=== Your task ===
Copy each line where the word "icon" occurs.

'''

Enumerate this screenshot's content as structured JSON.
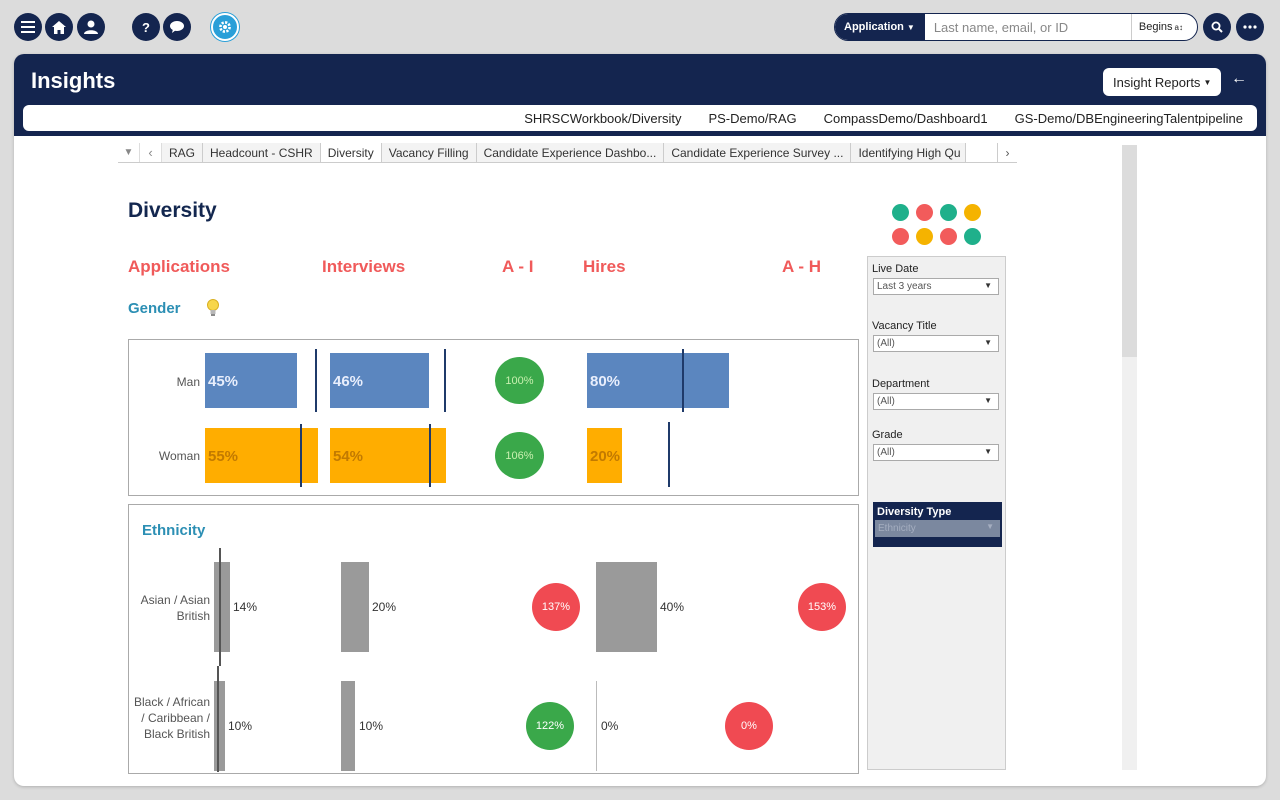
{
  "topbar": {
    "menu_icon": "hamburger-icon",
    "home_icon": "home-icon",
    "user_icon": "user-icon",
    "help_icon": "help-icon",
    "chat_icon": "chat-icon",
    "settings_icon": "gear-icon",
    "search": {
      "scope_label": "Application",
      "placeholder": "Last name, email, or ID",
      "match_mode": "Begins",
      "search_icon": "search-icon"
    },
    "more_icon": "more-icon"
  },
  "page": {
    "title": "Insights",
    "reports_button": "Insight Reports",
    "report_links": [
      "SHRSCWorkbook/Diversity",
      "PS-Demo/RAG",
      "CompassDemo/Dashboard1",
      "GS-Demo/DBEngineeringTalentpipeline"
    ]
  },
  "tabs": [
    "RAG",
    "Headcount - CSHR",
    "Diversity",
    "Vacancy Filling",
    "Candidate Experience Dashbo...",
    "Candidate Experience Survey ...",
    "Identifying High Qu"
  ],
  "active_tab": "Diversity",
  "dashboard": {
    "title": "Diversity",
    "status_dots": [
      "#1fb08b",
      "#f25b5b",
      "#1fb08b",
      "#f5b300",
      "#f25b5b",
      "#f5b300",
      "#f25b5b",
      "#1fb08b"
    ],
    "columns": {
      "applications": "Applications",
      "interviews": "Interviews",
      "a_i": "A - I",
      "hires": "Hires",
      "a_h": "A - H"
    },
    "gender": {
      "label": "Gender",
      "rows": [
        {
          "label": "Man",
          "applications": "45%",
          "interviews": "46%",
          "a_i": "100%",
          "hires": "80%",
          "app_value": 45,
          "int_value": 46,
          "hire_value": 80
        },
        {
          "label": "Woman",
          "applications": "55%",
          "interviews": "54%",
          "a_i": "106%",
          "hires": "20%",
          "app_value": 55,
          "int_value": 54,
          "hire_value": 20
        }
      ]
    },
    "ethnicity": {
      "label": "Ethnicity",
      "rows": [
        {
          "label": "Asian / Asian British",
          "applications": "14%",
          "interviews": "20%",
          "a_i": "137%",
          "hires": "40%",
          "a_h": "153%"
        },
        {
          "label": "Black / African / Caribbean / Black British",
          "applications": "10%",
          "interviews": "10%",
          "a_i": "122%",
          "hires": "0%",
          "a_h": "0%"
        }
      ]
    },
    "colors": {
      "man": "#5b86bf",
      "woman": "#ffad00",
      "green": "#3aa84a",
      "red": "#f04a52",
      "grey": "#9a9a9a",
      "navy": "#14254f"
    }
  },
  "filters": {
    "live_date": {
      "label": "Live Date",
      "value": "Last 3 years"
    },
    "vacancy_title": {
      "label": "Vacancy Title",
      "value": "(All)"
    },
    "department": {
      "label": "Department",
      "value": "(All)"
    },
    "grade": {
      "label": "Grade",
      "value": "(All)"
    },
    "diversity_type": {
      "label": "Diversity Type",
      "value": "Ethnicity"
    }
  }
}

'''

=== Response to the task ===
    "menu_icon": "hamburger-icon",
    "home_icon": "home-icon",
    "user_icon": "user-icon",
    "help_icon": "help-icon",
    "chat_icon": "chat-icon",
    "settings_icon": "gear-icon",
      "search_icon": "search-icon"
    "more_icon": "more-icon"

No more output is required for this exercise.